Dataset entries
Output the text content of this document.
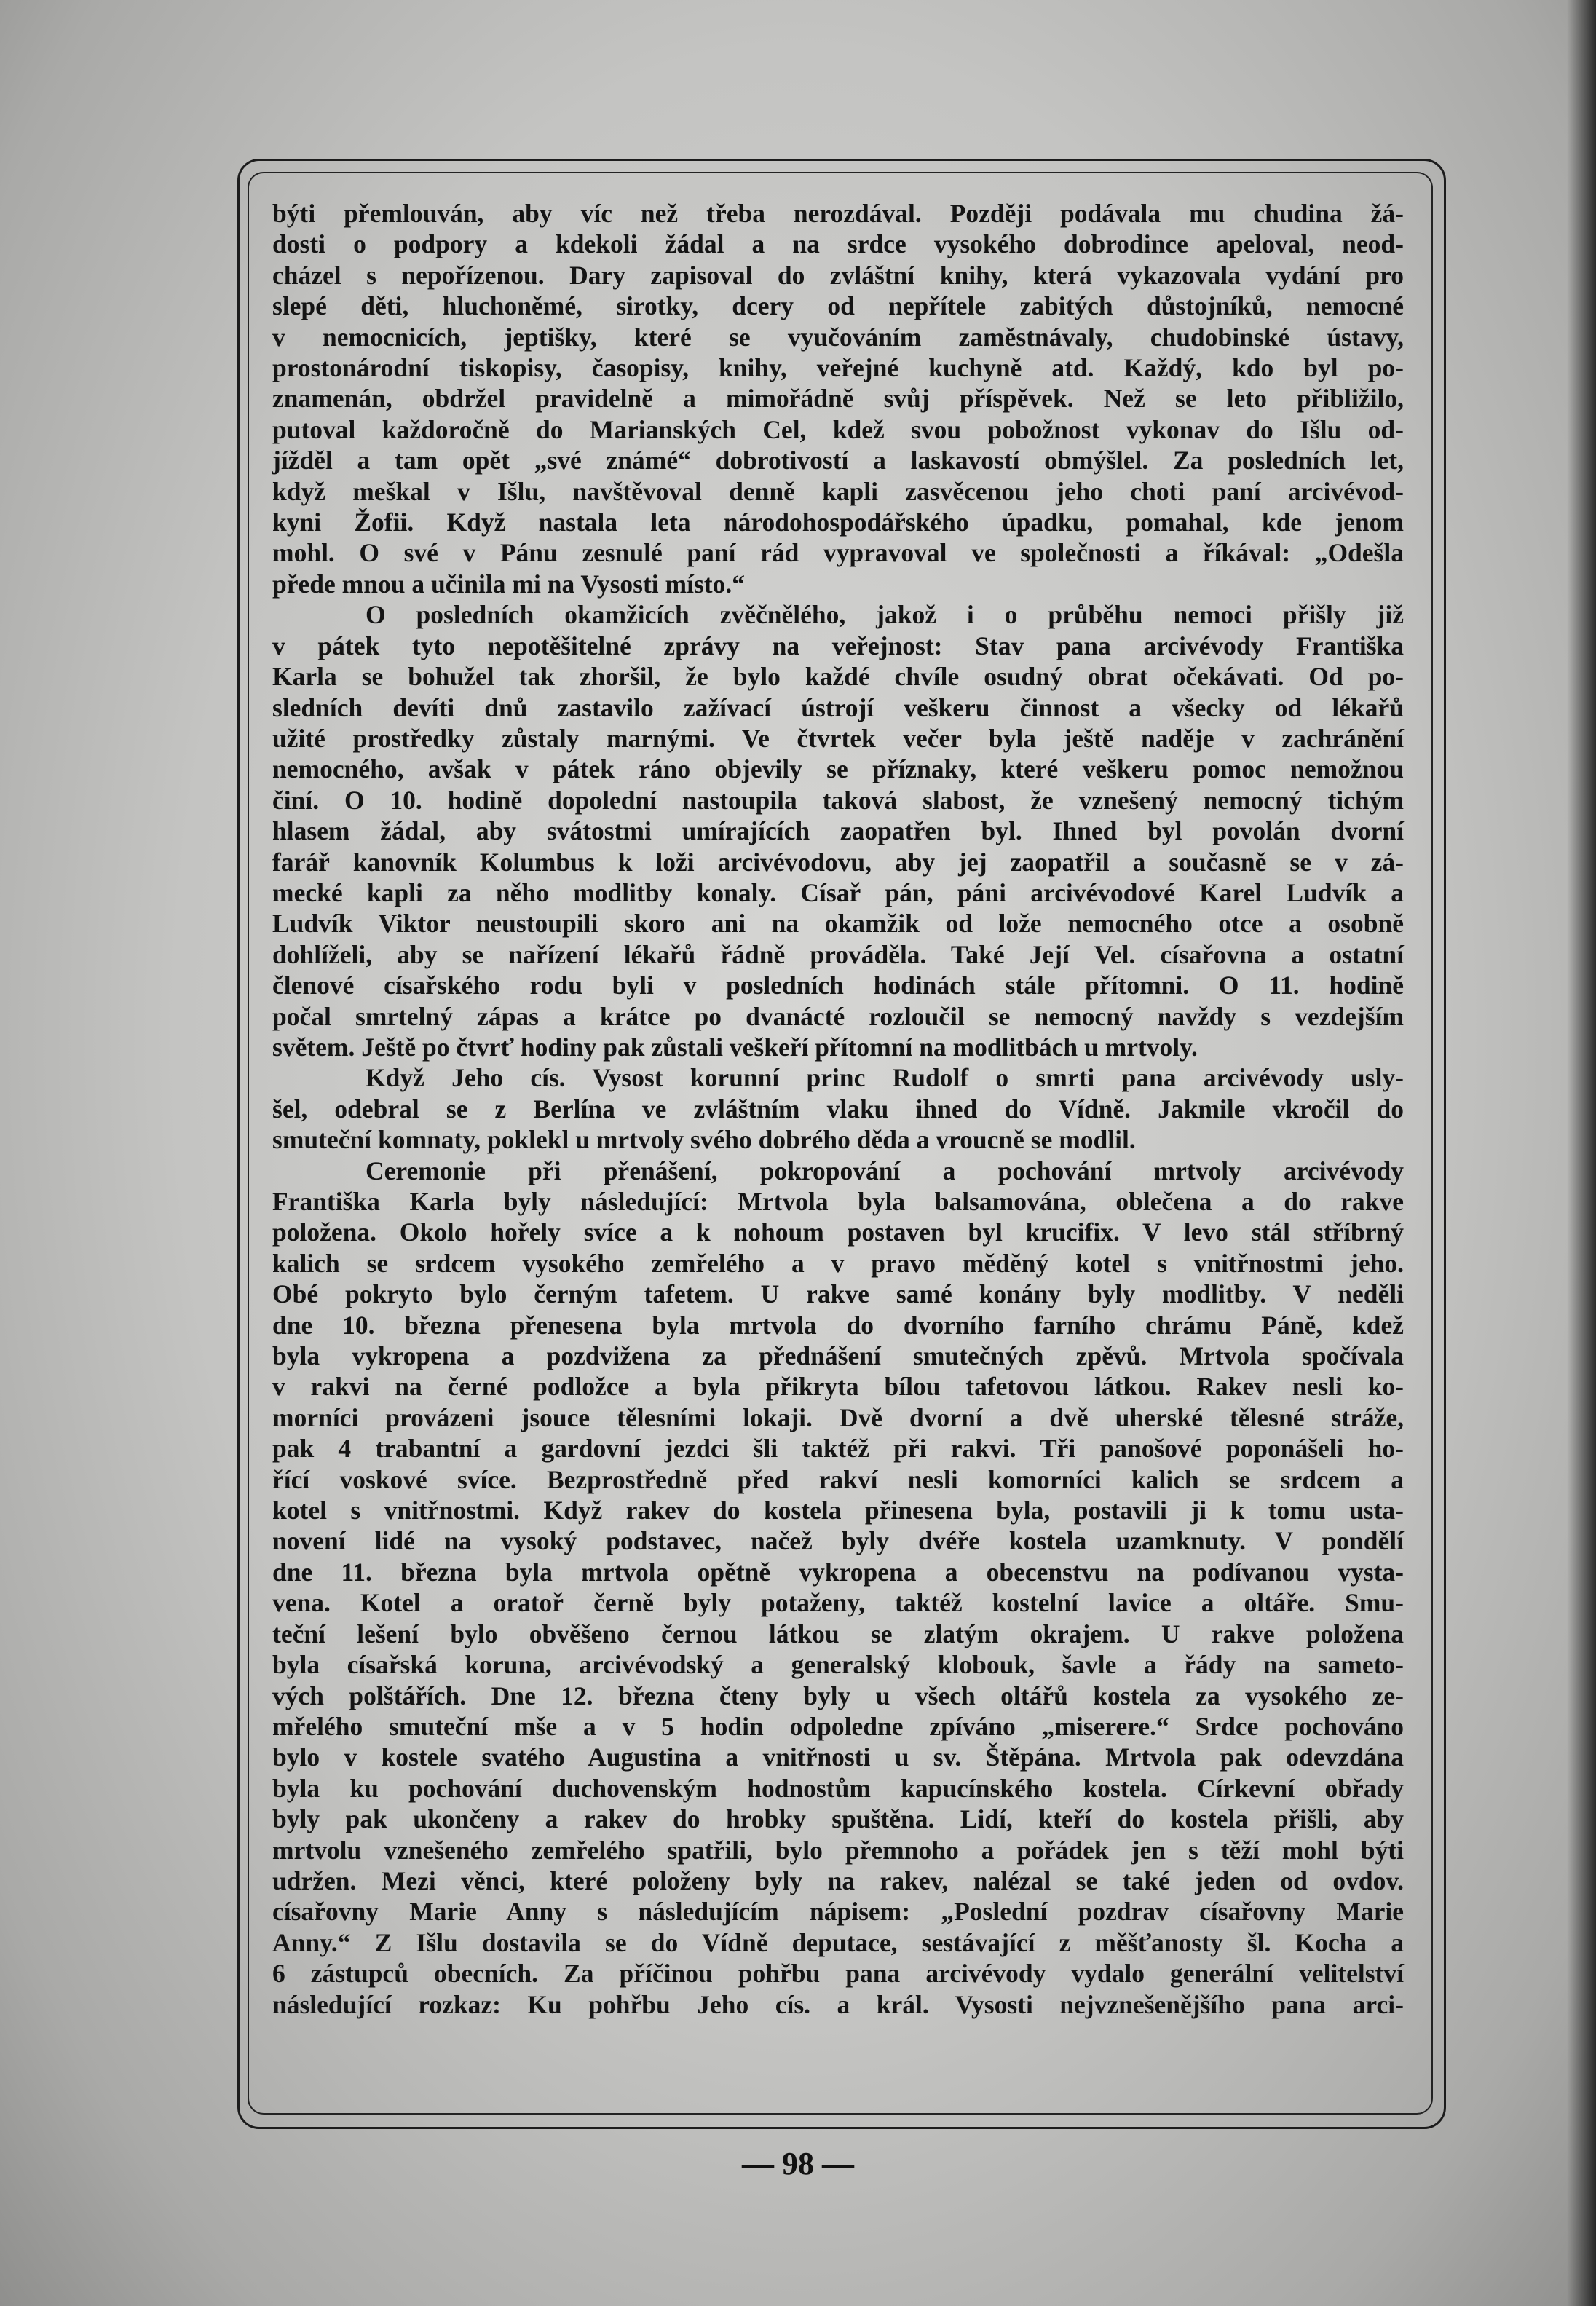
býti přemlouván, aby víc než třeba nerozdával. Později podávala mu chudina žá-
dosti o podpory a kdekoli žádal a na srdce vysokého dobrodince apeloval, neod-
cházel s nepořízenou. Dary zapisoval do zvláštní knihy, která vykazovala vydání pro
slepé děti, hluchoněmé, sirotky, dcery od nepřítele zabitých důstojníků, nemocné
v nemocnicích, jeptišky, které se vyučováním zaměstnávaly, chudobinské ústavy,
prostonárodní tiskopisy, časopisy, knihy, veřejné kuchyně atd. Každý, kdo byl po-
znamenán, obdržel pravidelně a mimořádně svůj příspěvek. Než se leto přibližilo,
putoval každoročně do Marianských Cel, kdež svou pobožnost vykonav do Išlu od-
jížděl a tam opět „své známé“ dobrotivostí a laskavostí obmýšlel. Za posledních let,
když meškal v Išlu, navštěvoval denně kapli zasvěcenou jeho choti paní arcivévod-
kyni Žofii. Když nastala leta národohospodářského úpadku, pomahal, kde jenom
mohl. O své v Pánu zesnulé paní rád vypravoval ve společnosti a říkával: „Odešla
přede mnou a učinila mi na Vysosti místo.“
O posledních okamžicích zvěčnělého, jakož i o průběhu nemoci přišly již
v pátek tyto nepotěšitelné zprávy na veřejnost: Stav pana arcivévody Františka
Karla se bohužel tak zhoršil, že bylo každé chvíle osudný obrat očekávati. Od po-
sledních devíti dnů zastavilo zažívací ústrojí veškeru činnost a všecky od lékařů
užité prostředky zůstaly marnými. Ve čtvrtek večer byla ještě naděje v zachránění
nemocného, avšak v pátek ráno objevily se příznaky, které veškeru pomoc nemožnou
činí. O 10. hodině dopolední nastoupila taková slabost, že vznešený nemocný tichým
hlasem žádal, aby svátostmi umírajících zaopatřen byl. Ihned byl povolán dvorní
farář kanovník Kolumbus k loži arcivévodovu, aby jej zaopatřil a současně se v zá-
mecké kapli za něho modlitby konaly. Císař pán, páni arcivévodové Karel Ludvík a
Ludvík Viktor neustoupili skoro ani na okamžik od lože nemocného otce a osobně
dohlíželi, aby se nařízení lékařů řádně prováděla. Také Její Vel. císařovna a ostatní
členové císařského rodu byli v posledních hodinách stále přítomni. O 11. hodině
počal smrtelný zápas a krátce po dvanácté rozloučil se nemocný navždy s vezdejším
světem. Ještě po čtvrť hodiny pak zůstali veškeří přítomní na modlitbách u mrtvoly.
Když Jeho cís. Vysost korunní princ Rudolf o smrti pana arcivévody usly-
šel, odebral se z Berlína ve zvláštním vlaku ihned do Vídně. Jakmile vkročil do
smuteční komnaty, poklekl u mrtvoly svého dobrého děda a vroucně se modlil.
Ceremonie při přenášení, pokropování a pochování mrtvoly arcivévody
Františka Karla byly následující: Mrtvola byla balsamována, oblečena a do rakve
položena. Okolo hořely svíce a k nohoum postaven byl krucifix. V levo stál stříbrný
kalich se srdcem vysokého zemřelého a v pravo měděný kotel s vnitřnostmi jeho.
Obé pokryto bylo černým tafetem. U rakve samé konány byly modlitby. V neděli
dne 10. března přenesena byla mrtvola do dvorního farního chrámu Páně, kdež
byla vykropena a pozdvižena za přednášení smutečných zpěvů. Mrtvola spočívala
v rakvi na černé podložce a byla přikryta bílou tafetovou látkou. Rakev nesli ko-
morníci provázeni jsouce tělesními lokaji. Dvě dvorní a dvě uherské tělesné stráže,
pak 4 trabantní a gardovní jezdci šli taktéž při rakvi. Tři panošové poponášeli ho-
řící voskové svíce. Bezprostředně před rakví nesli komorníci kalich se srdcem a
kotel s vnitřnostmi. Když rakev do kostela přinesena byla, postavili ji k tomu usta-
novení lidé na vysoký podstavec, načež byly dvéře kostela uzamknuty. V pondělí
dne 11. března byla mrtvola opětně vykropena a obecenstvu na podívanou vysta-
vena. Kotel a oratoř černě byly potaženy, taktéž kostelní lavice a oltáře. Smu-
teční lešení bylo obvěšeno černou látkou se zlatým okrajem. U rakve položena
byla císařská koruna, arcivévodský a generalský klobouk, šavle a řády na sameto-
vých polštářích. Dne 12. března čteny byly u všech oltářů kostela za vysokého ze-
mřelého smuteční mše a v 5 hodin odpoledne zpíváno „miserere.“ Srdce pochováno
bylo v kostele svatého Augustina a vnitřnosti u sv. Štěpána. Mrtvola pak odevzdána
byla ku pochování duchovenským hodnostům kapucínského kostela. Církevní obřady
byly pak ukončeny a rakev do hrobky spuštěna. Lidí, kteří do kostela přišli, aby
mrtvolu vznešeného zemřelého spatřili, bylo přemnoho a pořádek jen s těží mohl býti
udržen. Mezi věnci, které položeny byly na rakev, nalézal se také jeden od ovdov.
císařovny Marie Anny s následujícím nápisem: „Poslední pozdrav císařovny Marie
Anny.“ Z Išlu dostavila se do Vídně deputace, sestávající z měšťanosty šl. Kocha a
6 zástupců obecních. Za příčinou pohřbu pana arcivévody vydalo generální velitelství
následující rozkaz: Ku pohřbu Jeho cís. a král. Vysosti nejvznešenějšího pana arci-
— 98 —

---

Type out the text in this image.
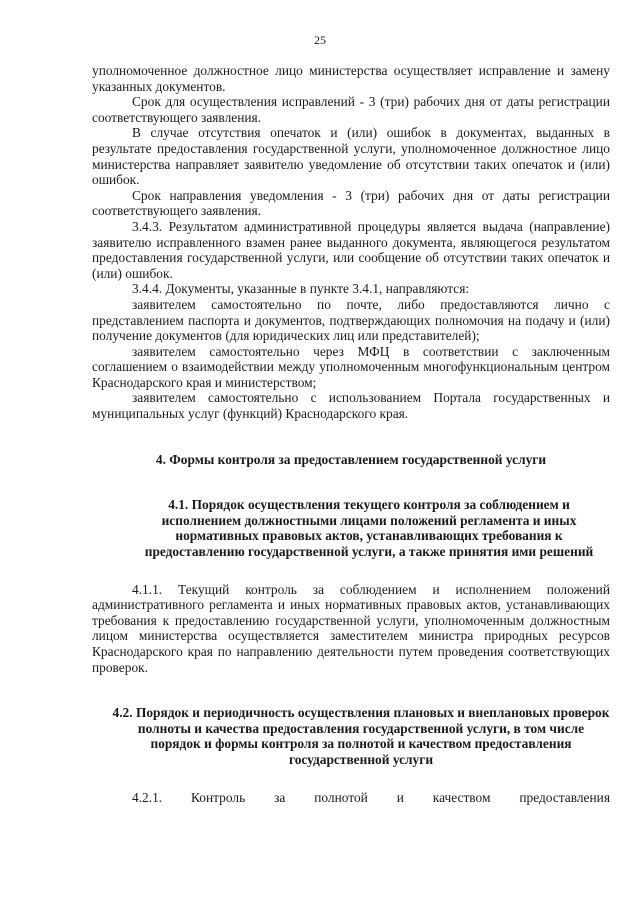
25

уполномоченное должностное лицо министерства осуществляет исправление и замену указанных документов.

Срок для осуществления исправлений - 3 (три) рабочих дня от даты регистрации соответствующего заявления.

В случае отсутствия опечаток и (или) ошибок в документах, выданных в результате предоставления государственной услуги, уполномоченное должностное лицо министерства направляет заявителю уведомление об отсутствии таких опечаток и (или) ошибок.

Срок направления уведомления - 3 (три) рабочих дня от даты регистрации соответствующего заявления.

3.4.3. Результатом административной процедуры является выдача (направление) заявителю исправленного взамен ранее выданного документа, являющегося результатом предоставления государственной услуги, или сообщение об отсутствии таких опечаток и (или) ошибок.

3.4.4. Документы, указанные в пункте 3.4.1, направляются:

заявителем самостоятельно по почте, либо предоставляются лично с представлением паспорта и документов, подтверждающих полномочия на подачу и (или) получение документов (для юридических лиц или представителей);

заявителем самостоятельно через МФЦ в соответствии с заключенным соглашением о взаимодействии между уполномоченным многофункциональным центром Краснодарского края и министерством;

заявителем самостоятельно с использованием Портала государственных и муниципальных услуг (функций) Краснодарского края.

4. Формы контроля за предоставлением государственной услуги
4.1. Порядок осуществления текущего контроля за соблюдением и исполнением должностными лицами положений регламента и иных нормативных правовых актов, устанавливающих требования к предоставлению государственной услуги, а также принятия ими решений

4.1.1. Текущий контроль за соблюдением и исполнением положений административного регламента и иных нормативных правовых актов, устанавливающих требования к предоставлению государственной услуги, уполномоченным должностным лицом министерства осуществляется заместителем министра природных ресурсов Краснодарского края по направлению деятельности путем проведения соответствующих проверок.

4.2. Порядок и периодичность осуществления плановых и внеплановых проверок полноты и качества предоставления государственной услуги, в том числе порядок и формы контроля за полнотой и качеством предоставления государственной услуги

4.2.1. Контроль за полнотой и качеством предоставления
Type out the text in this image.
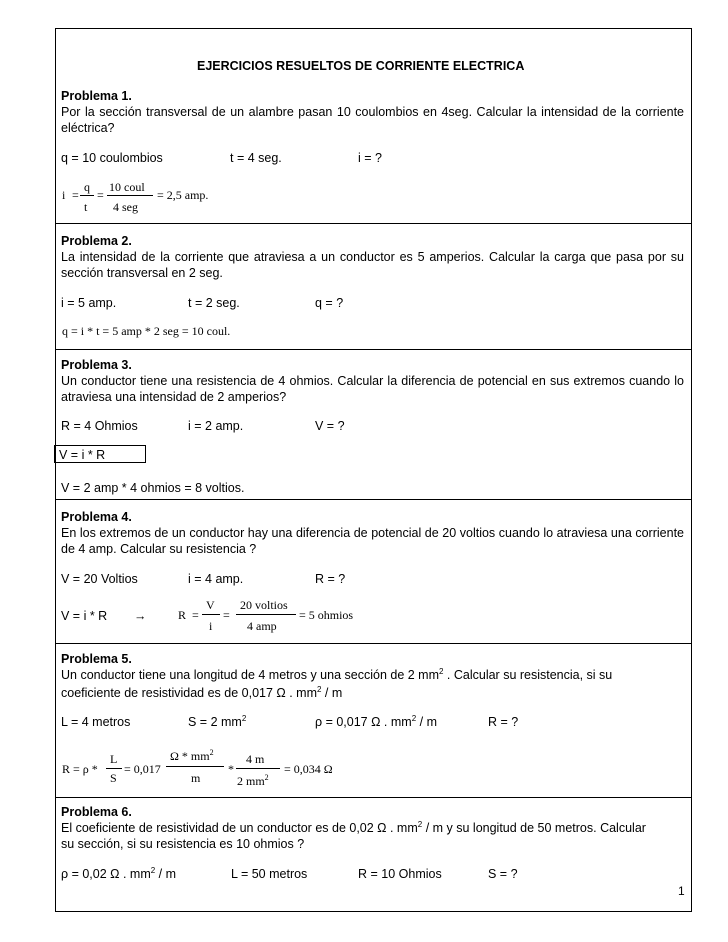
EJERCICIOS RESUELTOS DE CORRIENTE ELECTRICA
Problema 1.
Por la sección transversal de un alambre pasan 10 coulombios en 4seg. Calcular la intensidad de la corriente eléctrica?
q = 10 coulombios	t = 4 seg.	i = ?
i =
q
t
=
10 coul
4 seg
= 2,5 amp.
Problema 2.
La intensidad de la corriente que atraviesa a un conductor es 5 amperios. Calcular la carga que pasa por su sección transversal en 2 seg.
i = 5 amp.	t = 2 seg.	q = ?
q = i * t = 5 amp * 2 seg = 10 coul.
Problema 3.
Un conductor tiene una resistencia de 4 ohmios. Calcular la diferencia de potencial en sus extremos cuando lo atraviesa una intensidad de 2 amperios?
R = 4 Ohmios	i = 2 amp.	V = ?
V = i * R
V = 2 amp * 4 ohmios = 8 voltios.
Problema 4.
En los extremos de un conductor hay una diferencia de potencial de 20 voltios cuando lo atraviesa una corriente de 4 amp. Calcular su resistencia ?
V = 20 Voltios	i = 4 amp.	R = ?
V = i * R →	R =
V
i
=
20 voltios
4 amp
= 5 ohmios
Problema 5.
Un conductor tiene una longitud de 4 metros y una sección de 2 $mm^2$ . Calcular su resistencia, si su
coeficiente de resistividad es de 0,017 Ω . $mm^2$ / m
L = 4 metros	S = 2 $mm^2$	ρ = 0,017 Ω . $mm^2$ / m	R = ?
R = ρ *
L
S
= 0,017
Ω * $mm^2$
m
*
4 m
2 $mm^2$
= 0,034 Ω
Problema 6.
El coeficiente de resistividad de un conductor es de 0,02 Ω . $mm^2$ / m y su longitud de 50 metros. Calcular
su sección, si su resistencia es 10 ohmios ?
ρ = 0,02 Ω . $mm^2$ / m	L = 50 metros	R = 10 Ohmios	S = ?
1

--

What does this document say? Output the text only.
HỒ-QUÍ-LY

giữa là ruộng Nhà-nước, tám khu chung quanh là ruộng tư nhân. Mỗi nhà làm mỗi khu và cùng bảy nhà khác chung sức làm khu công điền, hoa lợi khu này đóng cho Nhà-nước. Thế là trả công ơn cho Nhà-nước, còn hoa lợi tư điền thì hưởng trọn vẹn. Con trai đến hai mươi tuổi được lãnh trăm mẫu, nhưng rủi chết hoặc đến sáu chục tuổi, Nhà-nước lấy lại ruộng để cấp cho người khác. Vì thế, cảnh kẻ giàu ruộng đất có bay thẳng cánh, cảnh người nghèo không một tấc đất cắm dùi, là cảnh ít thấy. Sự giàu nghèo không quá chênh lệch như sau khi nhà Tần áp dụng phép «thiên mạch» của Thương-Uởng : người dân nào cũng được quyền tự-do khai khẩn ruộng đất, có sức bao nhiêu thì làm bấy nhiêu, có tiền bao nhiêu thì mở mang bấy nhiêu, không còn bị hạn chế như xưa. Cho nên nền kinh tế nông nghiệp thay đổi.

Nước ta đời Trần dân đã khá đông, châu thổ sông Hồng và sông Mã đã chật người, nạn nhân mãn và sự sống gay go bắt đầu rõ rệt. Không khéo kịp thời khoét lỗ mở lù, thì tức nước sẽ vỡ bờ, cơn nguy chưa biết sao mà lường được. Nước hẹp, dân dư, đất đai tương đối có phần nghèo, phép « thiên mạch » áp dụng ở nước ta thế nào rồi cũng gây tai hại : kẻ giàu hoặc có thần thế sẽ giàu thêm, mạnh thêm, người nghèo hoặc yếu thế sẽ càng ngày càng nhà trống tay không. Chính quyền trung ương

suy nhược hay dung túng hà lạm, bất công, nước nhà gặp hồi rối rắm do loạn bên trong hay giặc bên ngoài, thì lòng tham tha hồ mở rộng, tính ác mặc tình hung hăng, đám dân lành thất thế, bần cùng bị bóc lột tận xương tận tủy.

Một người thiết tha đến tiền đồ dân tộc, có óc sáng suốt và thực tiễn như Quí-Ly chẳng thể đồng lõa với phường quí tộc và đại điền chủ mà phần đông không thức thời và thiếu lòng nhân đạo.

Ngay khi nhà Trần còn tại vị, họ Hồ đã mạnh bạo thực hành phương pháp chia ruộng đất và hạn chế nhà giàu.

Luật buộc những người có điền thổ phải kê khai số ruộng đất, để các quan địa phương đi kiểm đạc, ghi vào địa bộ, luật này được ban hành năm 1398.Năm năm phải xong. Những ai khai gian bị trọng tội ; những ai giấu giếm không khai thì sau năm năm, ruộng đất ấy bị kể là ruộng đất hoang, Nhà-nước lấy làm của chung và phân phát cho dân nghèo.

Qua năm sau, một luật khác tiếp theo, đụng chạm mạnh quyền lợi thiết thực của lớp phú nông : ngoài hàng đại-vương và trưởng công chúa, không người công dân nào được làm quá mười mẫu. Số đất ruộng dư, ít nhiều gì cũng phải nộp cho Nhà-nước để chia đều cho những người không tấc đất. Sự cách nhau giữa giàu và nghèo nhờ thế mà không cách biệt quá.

Stated task :: Scan the entries above for the word "quyền" and collect each line holding it.

Result for this exercise ::
giữa là ruộng Nhà-nước, tám khu chung quanh là ruộng tư nhân. Mỗi nhà làm mỗi khu và cùng bảy nhà khác chung sức làm khu công điền, hoa lợi khu này đóng cho Nhà-nước. Thế là trả công ơn cho Nhà-nước, còn hoa lợi tư điền thì hưởng trọn vẹn. Con trai đến hai mươi tuổi được lãnh trăm mẫu, nhưng rủi chết hoặc đến sáu chục tuổi, Nhà-nước lấy lại ruộng để cấp cho người khác. Vì thế, cảnh kẻ giàu ruộng đất có bay thẳng cánh, cảnh người nghèo không một tấc đất cắm dùi, là cảnh ít thấy. Sự giàu nghèo không quá chênh lệch như sau khi nhà Tần áp dụng phép «thiên mạch» của Thương-Uởng : người dân nào cũng được quyền tự-do khai khẩn ruộng đất, có sức bao nhiêu thì làm bấy nhiêu, có tiền bao nhiêu thì mở mang bấy nhiêu, không còn bị hạn chế như xưa. Cho nên nền kinh tế nông nghiệp thay đổi.
Nước ta đời Trần dân đã khá đông, châu thổ sông Hồng và sông Mã đã chật người, nạn nhân mãn và sự sống gay go bắt đầu rõ rệt. Không khéo kịp thời khoét lỗ mở lù, thì tức nước sẽ vỡ bờ, cơn nguy chưa biết sao mà lường được. Nước hẹp, dân dư, đất đai tương đối có phần nghèo, phép « thiên mạch » áp dụng ở nước ta thế nào rồi cũng gây tai hại : kẻ giàu hoặc có thần thế sẽ giàu thêm, mạnh thêm, người nghèo hoặc yếu thế sẽ càng ngày càng nhà trống tay không. Chính quyền trung ương
Qua năm sau, một luật khác tiếp theo, đụng chạm mạnh quyền lợi thiết thực của lớp phú nông : ngoài hàng đại-vương và trưởng công chúa, không người công dân nào được làm quá mười mẫu. Số đất ruộng dư, ít nhiều gì cũng phải nộp cho Nhà-nước để chia đều cho những người không tấc đất. Sự cách nhau giữa giàu và nghèo nhờ thế mà không cách biệt quá.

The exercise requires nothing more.